Make an exact copy of the lines, leaving the pictures out.

**Supplied data**
((

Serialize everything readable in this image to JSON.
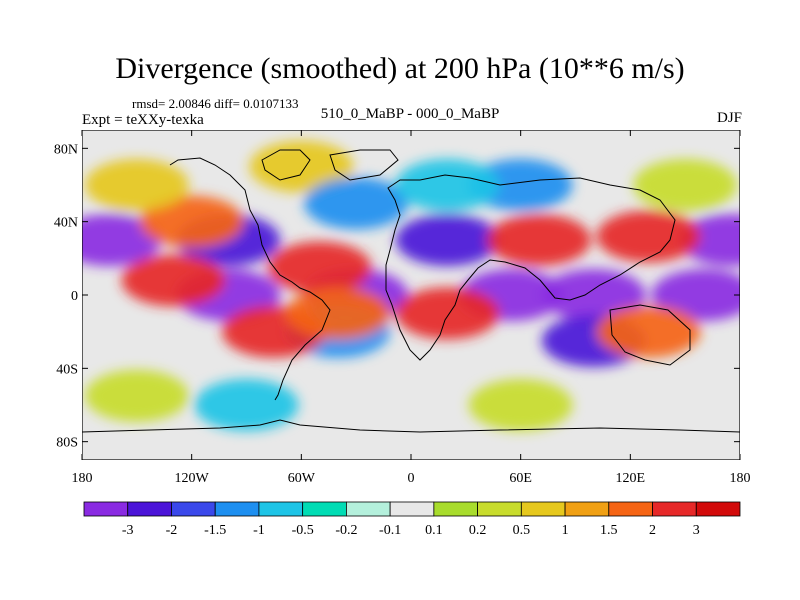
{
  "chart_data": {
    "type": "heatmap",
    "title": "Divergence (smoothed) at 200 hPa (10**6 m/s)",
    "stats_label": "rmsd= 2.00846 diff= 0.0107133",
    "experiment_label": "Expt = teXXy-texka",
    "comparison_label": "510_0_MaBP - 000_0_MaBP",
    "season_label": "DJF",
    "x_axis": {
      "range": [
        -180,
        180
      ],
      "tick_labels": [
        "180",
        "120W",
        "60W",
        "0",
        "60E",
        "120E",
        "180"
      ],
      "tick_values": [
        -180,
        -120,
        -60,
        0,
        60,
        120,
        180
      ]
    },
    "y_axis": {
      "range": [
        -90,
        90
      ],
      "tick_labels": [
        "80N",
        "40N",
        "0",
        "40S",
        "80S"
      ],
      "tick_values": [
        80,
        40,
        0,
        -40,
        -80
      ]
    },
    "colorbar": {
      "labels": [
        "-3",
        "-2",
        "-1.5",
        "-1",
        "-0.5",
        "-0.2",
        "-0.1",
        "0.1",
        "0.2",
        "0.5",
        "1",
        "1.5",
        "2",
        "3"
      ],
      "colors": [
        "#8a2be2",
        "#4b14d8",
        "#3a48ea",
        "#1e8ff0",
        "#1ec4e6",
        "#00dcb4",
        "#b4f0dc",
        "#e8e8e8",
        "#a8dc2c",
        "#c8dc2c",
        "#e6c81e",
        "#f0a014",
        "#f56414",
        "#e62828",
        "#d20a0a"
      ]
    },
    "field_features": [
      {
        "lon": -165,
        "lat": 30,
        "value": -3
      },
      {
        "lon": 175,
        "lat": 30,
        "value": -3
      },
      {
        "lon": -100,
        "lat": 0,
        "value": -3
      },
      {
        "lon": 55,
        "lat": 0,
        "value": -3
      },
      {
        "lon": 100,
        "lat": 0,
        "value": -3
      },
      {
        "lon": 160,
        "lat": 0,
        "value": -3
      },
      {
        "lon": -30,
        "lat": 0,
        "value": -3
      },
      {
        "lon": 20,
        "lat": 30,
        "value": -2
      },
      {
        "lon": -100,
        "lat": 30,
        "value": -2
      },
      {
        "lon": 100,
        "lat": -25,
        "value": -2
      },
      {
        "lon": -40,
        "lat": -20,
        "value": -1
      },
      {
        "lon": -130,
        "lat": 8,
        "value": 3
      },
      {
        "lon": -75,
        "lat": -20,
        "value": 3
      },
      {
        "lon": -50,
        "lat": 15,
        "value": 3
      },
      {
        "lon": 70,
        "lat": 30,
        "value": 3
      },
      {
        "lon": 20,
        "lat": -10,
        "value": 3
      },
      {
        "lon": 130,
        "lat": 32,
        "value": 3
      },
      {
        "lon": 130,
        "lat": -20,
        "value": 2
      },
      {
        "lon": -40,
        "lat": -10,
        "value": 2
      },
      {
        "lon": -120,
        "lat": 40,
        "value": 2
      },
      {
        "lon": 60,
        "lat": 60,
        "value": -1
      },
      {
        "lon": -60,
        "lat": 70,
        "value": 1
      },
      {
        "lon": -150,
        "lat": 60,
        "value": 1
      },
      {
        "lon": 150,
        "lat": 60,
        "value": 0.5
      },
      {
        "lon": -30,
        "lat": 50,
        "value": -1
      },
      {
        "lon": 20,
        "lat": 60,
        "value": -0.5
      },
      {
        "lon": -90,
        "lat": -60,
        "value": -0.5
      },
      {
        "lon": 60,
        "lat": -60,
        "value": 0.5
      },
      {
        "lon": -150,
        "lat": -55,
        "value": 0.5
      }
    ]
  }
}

))

**Solved exercise**
Serialize everything readable in this image to JSON.
{
  "chart_data": {
    "type": "heatmap",
    "title": "Divergence (smoothed) at 200 hPa (10**6 m/s)",
    "stats_label": "rmsd= 2.00846 diff= 0.0107133",
    "experiment_label": "Expt = teXXy-texka",
    "comparison_label": "510_0_MaBP - 000_0_MaBP",
    "season_label": "DJF",
    "x_axis": {
      "range": [
        -180,
        180
      ],
      "tick_labels": [
        "180",
        "120W",
        "60W",
        "0",
        "60E",
        "120E",
        "180"
      ],
      "tick_values": [
        -180,
        -120,
        -60,
        0,
        60,
        120,
        180
      ]
    },
    "y_axis": {
      "range": [
        -90,
        90
      ],
      "tick_labels": [
        "80N",
        "40N",
        "0",
        "40S",
        "80S"
      ],
      "tick_values": [
        80,
        40,
        0,
        -40,
        -80
      ]
    },
    "colorbar": {
      "labels": [
        "-3",
        "-2",
        "-1.5",
        "-1",
        "-0.5",
        "-0.2",
        "-0.1",
        "0.1",
        "0.2",
        "0.5",
        "1",
        "1.5",
        "2",
        "3"
      ],
      "colors": [
        "#8a2be2",
        "#4b14d8",
        "#3a48ea",
        "#1e8ff0",
        "#1ec4e6",
        "#00dcb4",
        "#b4f0dc",
        "#e8e8e8",
        "#a8dc2c",
        "#c8dc2c",
        "#e6c81e",
        "#f0a014",
        "#f56414",
        "#e62828",
        "#d20a0a"
      ]
    },
    "field_features": [
      {
        "lon": -165,
        "lat": 30,
        "value": -3
      },
      {
        "lon": 175,
        "lat": 30,
        "value": -3
      },
      {
        "lon": -100,
        "lat": 0,
        "value": -3
      },
      {
        "lon": 55,
        "lat": 0,
        "value": -3
      },
      {
        "lon": 100,
        "lat": 0,
        "value": -3
      },
      {
        "lon": 160,
        "lat": 0,
        "value": -3
      },
      {
        "lon": -30,
        "lat": 0,
        "value": -3
      },
      {
        "lon": 20,
        "lat": 30,
        "value": -2
      },
      {
        "lon": -100,
        "lat": 30,
        "value": -2
      },
      {
        "lon": 100,
        "lat": -25,
        "value": -2
      },
      {
        "lon": -40,
        "lat": -20,
        "value": -1
      },
      {
        "lon": -130,
        "lat": 8,
        "value": 3
      },
      {
        "lon": -75,
        "lat": -20,
        "value": 3
      },
      {
        "lon": -50,
        "lat": 15,
        "value": 3
      },
      {
        "lon": 70,
        "lat": 30,
        "value": 3
      },
      {
        "lon": 20,
        "lat": -10,
        "value": 3
      },
      {
        "lon": 130,
        "lat": 32,
        "value": 3
      },
      {
        "lon": 130,
        "lat": -20,
        "value": 2
      },
      {
        "lon": -40,
        "lat": -10,
        "value": 2
      },
      {
        "lon": -120,
        "lat": 40,
        "value": 2
      },
      {
        "lon": 60,
        "lat": 60,
        "value": -1
      },
      {
        "lon": -60,
        "lat": 70,
        "value": 1
      },
      {
        "lon": -150,
        "lat": 60,
        "value": 1
      },
      {
        "lon": 150,
        "lat": 60,
        "value": 0.5
      },
      {
        "lon": -30,
        "lat": 50,
        "value": -1
      },
      {
        "lon": 20,
        "lat": 60,
        "value": -0.5
      },
      {
        "lon": -90,
        "lat": -60,
        "value": -0.5
      },
      {
        "lon": 60,
        "lat": -60,
        "value": 0.5
      },
      {
        "lon": -150,
        "lat": -55,
        "value": 0.5
      }
    ]
  }
}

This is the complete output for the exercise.